**INSTRUCTION:**
Return the number of lines that include the string "KRetro", without any other text.

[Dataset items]
++++

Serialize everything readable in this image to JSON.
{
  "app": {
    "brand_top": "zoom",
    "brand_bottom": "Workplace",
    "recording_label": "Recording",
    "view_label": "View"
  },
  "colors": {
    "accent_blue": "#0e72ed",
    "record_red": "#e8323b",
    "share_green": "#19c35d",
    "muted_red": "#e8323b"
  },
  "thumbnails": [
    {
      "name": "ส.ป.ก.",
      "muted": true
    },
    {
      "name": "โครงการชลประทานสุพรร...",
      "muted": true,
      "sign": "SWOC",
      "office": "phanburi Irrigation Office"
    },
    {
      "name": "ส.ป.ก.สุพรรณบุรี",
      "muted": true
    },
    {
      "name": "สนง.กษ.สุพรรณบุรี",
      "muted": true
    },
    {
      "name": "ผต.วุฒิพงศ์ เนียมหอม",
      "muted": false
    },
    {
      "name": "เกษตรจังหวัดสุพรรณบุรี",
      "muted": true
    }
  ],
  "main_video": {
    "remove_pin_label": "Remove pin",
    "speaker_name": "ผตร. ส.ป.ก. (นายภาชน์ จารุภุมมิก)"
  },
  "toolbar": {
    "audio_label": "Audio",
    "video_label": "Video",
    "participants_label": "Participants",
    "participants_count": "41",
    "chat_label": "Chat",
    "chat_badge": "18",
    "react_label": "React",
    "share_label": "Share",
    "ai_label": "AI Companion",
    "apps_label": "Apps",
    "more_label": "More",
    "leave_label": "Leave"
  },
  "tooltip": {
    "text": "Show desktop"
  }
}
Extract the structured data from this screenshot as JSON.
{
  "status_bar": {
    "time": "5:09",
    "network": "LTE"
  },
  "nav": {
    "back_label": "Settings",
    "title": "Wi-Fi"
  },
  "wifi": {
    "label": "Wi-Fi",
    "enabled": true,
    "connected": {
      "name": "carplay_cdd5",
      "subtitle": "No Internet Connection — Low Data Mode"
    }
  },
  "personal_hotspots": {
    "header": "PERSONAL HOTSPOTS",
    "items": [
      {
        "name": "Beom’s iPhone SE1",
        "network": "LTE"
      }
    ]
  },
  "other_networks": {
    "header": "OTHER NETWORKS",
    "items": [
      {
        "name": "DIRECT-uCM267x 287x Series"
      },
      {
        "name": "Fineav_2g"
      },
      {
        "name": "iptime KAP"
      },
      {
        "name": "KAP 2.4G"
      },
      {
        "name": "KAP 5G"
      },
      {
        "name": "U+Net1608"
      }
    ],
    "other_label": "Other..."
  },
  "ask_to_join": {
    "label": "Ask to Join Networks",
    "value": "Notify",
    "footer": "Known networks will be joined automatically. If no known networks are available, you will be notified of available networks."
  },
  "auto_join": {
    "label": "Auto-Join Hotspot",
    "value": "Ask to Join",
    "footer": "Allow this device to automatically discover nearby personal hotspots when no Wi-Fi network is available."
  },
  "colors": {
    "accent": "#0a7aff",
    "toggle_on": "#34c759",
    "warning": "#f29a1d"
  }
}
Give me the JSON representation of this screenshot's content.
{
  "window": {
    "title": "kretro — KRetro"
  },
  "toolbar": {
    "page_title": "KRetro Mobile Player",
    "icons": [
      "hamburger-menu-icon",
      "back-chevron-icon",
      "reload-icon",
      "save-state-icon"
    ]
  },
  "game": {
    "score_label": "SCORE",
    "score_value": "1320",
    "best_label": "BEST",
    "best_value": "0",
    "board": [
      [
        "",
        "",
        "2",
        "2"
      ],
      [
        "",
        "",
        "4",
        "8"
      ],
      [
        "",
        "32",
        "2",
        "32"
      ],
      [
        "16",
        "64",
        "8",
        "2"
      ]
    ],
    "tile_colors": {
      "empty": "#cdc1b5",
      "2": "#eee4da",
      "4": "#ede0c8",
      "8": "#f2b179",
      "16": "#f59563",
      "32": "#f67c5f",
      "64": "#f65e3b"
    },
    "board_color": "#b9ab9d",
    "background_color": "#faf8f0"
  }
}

++++

**ANSWER TO THIS TASK:**
2